╭──
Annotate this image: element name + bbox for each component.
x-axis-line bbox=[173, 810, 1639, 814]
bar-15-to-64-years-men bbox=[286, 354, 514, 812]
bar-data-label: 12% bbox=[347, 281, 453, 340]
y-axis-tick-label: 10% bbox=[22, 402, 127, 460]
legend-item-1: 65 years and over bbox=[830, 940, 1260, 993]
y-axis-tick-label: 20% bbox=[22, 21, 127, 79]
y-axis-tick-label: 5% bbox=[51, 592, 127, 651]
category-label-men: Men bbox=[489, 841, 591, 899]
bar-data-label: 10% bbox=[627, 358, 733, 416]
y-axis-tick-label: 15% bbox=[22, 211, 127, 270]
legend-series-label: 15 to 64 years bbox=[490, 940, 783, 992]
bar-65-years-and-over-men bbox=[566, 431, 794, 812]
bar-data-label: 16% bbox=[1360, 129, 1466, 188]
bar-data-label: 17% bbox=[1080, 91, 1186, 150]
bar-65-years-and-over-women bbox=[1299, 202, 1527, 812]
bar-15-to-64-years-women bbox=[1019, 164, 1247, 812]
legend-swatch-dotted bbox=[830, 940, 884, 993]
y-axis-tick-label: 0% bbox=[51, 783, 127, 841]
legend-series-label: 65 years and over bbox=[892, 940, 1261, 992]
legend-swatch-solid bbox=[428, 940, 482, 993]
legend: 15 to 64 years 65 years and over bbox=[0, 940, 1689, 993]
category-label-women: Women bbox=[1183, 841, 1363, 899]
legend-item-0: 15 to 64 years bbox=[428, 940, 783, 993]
╰──
§ **What to produce**
Write out the items above again word for word, keeping every character and the original order unchanged.

§ **Worked answer**
Annotate this image: element name + bbox for each component.
x-axis-line bbox=[173, 810, 1639, 814]
bar-15-to-64-years-men bbox=[286, 354, 514, 812]
bar-data-label: 12% bbox=[347, 281, 453, 340]
y-axis-tick-label: 10% bbox=[22, 402, 127, 460]
legend-item-1: 65 years and over bbox=[830, 940, 1260, 993]
y-axis-tick-label: 20% bbox=[22, 21, 127, 79]
y-axis-tick-label: 5% bbox=[51, 592, 127, 651]
category-label-men: Men bbox=[489, 841, 591, 899]
bar-data-label: 10% bbox=[627, 358, 733, 416]
y-axis-tick-label: 15% bbox=[22, 211, 127, 270]
legend-series-label: 15 to 64 years bbox=[490, 940, 783, 992]
bar-65-years-and-over-men bbox=[566, 431, 794, 812]
bar-data-label: 16% bbox=[1360, 129, 1466, 188]
bar-data-label: 17% bbox=[1080, 91, 1186, 150]
bar-65-years-and-over-women bbox=[1299, 202, 1527, 812]
bar-15-to-64-years-women bbox=[1019, 164, 1247, 812]
legend-swatch-dotted bbox=[830, 940, 884, 993]
y-axis-tick-label: 0% bbox=[51, 783, 127, 841]
legend-series-label: 65 years and over bbox=[892, 940, 1261, 992]
legend-swatch-solid bbox=[428, 940, 482, 993]
legend: 15 to 64 years 65 years and over bbox=[0, 940, 1689, 993]
category-label-women: Women bbox=[1183, 841, 1363, 899]
legend-item-0: 15 to 64 years bbox=[428, 940, 783, 993]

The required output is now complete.